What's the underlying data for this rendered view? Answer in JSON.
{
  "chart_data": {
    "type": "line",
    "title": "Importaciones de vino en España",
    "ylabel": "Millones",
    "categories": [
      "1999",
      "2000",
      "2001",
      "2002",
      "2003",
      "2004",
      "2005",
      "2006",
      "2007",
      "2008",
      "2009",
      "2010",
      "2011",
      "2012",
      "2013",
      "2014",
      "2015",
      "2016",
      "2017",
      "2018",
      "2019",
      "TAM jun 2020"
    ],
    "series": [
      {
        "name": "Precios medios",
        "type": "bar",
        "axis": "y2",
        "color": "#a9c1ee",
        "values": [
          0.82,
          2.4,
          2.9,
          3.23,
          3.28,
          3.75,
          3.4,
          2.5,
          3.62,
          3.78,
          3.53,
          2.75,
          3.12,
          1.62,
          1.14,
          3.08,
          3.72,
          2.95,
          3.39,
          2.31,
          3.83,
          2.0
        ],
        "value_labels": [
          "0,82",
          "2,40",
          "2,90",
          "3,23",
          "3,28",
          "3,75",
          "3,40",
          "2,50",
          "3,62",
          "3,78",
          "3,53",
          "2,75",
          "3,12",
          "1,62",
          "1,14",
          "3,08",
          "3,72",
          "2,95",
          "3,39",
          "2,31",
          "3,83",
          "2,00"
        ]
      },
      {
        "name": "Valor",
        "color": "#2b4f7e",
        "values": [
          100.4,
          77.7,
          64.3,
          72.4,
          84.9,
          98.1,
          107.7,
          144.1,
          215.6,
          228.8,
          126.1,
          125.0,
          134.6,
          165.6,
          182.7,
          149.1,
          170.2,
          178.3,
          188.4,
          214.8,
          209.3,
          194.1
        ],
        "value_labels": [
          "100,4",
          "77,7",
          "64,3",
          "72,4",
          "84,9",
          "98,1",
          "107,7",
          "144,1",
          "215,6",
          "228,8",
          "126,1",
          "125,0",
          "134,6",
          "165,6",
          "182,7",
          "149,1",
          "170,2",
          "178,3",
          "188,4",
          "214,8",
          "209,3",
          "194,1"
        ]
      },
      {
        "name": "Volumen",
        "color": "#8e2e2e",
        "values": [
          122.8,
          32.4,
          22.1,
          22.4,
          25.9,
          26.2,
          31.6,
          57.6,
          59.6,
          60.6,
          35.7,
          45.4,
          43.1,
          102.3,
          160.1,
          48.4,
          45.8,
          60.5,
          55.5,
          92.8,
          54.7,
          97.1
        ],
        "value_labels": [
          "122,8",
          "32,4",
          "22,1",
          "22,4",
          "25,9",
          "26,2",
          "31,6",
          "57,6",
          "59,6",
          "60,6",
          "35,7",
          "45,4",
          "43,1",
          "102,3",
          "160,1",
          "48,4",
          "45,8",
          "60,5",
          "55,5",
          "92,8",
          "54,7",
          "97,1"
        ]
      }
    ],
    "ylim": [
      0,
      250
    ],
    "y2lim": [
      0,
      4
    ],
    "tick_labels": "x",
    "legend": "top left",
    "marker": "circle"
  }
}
----
**WHAT IS ASKED**
Copy every line of the listing containing the string "color".

**REPLY**
        "color": "#a9c1ee",
        "color": "#2b4f7e",
        "color": "#8e2e2e",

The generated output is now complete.